Andrea Schianchi, La Gazzetta dello Sport 31/7/2014, 31 luglio 2014
OSVALDO, IL CATTIVO RAGAZZO CHE HA CAMBIATO 9 SQUADRE IN 8 ANNI
La parola «tranquillità» non fa parte del suo vocabolario. Nove squadre in otto anni, dal 2006 a oggi; quattro figli da tre donne diverse; liti, risse, polemiche, gomitate in faccia agli avversari, cartellini gialli e rossi, squalifiche e punizioni esemplari. Diciamo che Pablo Daniel Osvaldo, finora, non si è fatto (e non ci ha fatto) mancare nulla. Dove c’è lui, c’è vita. Nel senso che non si corre il rischio della noia, e qualcosa da fare si trova sempre: lo applaudi perché lo hai visto esibirsi in una rovesciata da urlo o lo insulti perché ha combinato una sciocchezza delle sue. Non c’è niente di scontato ogni volta che mette piede in campo, e anche questo è uno specchio del carattere.
Avanti e indietro Torna in Italia per indossare la maglia dell’Inter e, soprattutto, per dimostrare che non è più (o non solo) un Bad Boy, un Cattivo Ragazzo. Se ci riuscisse, sarebbe la sua giocata più imprevedibile. Osvaldo, tranquillo, non lo è mai stato. Da ragazzo ha cambiato tre squadre (Lanus, Banfield e Huracan): mica male per uno che era poco più che adolescente. E quando da Buenos Aires è sbarcato in Italia, la storia è filata via sugli stessi binari. Acquistato dall’Atalanta, ceduto al Lecce, girato alla Fiorentina, comprato definitivamente dal Bologna, rivenduto all’Espanyol, preso dalla Roma, sbolognato al Southampton, rilanciato dalla Juventus e ora l’ultima tappa: Inter. Mettiamola così: nel rapporto di coppia Osvaldo bada più alla passione che alla fedeltà. Ai tifosi interisti consigliamo di non affezionarsi troppo: non è mai rimasto nella stessa squadra per più di due anni.

- LAVORO DA FARE:
1. Riscrivi in forma più breve il paragrafo del brano scelto che inizia con "La parola «tranquillità»", mantenendone i fatti principali.
2. In quali squadre ha giocato Osvaldo da ragazzo, secondo il brano scelto?
3. Cita dal brano scelto tutto il testo che va da "Andrea Schianchi, La" fino a "specchio del carattere.".

- DATI:
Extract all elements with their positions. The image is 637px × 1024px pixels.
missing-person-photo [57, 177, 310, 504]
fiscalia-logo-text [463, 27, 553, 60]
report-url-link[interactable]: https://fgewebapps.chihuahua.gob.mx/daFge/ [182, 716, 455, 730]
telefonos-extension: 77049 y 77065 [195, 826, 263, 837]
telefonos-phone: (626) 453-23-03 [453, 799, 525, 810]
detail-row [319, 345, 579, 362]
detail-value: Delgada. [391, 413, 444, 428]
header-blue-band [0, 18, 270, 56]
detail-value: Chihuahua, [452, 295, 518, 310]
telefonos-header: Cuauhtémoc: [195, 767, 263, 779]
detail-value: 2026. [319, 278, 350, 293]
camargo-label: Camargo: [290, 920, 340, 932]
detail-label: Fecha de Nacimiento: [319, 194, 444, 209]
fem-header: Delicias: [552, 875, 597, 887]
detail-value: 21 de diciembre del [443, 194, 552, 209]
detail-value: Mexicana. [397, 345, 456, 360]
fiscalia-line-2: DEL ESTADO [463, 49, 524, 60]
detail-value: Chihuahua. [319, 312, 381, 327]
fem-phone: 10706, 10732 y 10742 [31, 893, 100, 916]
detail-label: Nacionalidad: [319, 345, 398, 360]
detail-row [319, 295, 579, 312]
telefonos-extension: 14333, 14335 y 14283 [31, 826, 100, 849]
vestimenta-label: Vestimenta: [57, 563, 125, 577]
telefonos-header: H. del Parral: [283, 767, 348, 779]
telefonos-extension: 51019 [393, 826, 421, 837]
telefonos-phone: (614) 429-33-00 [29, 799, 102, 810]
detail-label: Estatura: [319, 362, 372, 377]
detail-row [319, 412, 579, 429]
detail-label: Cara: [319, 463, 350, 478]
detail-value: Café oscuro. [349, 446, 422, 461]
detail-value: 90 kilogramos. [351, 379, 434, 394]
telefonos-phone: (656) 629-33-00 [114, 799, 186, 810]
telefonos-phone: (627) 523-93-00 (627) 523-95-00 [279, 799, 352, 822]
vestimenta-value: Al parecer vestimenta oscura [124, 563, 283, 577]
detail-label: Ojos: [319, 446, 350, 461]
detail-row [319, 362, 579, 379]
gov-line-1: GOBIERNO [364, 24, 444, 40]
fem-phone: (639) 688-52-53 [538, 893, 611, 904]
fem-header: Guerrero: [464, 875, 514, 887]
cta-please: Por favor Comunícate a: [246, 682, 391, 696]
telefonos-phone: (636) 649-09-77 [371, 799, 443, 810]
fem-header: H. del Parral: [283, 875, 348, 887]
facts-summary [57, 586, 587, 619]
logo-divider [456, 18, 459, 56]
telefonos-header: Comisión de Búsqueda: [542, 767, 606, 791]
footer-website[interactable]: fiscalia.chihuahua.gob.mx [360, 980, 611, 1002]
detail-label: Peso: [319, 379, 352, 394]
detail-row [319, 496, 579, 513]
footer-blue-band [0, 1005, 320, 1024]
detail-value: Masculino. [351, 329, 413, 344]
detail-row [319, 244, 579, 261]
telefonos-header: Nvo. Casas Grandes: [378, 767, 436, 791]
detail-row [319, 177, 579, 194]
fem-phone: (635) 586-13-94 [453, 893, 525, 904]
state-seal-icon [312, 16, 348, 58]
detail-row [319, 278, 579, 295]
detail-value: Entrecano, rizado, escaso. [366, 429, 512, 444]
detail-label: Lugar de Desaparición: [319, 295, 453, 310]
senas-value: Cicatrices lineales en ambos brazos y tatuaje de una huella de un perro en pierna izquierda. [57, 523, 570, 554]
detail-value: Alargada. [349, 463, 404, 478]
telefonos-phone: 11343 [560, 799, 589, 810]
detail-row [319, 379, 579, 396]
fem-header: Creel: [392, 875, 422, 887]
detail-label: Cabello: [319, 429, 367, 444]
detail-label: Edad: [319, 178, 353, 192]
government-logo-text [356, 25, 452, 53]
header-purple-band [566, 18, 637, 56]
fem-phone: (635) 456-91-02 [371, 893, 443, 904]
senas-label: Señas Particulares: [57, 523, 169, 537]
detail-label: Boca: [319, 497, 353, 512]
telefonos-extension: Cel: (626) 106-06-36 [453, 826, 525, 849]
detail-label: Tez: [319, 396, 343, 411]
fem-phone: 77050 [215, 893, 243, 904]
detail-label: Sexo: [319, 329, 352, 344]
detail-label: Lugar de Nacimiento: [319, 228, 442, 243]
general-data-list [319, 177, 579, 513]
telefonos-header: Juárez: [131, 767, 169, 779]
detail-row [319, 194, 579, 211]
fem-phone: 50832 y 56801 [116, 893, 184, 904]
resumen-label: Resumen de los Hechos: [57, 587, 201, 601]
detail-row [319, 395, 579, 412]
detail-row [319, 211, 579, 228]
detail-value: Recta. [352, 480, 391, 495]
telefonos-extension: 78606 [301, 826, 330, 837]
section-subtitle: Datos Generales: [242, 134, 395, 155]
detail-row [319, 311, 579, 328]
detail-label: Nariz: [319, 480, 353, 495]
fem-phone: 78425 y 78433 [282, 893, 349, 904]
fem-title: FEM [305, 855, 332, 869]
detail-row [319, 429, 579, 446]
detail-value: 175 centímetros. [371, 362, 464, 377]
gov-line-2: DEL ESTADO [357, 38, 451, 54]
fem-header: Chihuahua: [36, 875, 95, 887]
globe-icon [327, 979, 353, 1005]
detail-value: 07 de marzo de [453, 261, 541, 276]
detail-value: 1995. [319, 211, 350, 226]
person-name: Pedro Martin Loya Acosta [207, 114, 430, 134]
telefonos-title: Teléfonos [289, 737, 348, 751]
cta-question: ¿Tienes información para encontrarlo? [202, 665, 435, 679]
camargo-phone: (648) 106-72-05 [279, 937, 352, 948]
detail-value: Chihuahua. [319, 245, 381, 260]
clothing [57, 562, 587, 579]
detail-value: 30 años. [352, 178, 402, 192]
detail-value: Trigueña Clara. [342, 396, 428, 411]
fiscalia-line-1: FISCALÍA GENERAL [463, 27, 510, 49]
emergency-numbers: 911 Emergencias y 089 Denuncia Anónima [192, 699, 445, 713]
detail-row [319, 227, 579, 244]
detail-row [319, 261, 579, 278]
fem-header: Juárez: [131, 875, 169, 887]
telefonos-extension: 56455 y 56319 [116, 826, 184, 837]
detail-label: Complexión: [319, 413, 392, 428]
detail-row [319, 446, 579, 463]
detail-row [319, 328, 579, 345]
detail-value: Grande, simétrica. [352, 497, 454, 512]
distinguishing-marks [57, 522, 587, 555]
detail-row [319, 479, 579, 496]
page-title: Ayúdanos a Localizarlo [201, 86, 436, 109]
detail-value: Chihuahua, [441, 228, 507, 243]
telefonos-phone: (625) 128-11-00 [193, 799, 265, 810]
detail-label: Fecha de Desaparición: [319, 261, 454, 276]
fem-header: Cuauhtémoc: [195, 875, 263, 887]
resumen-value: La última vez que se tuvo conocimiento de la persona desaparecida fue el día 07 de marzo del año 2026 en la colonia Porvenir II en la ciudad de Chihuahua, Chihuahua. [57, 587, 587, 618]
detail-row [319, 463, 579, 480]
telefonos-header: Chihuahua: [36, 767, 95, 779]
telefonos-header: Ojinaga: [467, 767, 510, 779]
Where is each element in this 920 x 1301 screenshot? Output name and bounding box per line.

--

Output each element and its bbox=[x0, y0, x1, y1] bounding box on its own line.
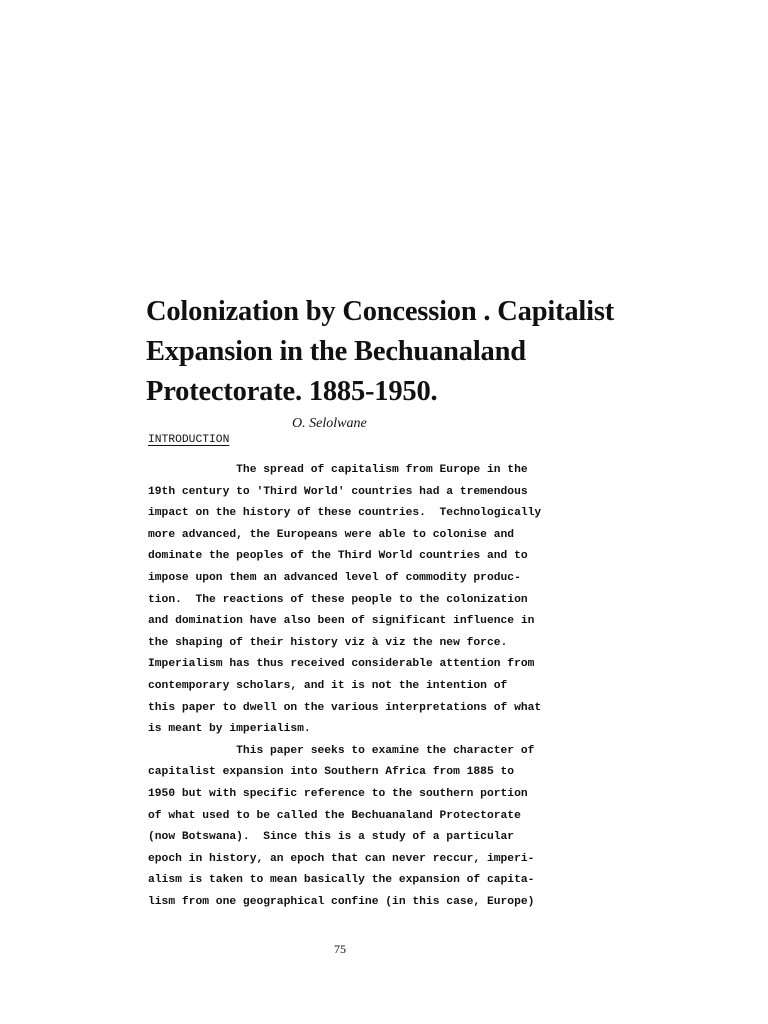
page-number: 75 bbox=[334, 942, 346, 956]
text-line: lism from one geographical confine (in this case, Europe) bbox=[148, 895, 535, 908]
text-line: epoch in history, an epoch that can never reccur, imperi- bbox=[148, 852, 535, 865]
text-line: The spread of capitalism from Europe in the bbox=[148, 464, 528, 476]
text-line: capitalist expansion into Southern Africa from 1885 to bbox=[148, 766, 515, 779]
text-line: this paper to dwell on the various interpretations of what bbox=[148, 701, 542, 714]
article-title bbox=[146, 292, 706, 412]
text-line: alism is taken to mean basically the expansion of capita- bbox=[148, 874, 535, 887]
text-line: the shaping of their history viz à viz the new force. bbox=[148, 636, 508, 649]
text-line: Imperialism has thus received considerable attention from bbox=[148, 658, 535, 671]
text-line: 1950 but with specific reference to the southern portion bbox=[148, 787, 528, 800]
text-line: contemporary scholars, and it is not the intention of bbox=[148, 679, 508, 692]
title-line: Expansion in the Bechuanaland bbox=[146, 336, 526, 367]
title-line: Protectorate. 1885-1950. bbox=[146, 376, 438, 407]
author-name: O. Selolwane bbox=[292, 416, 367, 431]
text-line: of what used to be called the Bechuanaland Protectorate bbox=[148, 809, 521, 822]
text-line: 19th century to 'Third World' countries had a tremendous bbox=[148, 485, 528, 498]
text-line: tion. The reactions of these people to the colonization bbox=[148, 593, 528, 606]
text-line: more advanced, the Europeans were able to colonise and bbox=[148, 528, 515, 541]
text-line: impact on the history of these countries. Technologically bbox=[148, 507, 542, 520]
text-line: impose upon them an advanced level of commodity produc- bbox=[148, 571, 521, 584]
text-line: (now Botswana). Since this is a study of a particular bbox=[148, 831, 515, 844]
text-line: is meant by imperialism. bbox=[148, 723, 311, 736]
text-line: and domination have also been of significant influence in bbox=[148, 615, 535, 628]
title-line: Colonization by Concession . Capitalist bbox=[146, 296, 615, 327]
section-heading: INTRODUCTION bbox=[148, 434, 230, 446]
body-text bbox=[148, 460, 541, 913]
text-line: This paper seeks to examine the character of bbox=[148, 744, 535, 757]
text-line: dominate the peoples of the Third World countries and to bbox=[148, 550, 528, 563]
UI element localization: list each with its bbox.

- SOLUZIONI PUNTO PER PUNTO:
1. Osvaldo non conosce la tranquillità. Dal 2006 ha cambiato nove squadre in otto anni, ha quattro figli da tre donne diverse e ha accumulato liti, risse, polemiche, gomitate agli avversari, cartellini, squalifiche e punizioni esemplari. Con lui non ci si annoia mai: lo si applaude per una rovesciata spettacolare o lo si insulta per una delle sue sciocchezze. In campo è sempre imprevedibile, specchio del suo carattere.

2. Lanus, Banfield e Huracan.

3.
Andrea Schianchi, La Gazzetta dello Sport 31/7/2014, 31 luglio 2014
OSVALDO, IL CATTIVO RAGAZZO CHE HA CAMBIATO 9 SQUADRE IN 8 ANNI
La parola «tranquillità» non fa parte del suo vocabolario. Nove squadre in otto anni, dal 2006 a oggi; quattro figli da tre donne diverse; liti, risse, polemiche, gomitate in faccia agli avversari, cartellini gialli e rossi, squalifiche e punizioni esemplari. Diciamo che Pablo Daniel Osvaldo, finora, non si è fatto (e non ci ha fatto) mancare nulla. Dove c’è lui, c’è vita. Nel senso che non si corre il rischio della noia, e qualcosa da fare si trova sempre: lo applaudi perché lo hai visto esibirsi in una rovesciata da urlo o lo insulti perché ha combinato una sciocchezza delle sue. Non c’è niente di scontato ogni volta che mette piede in campo, e anche questo è uno specchio del carattere.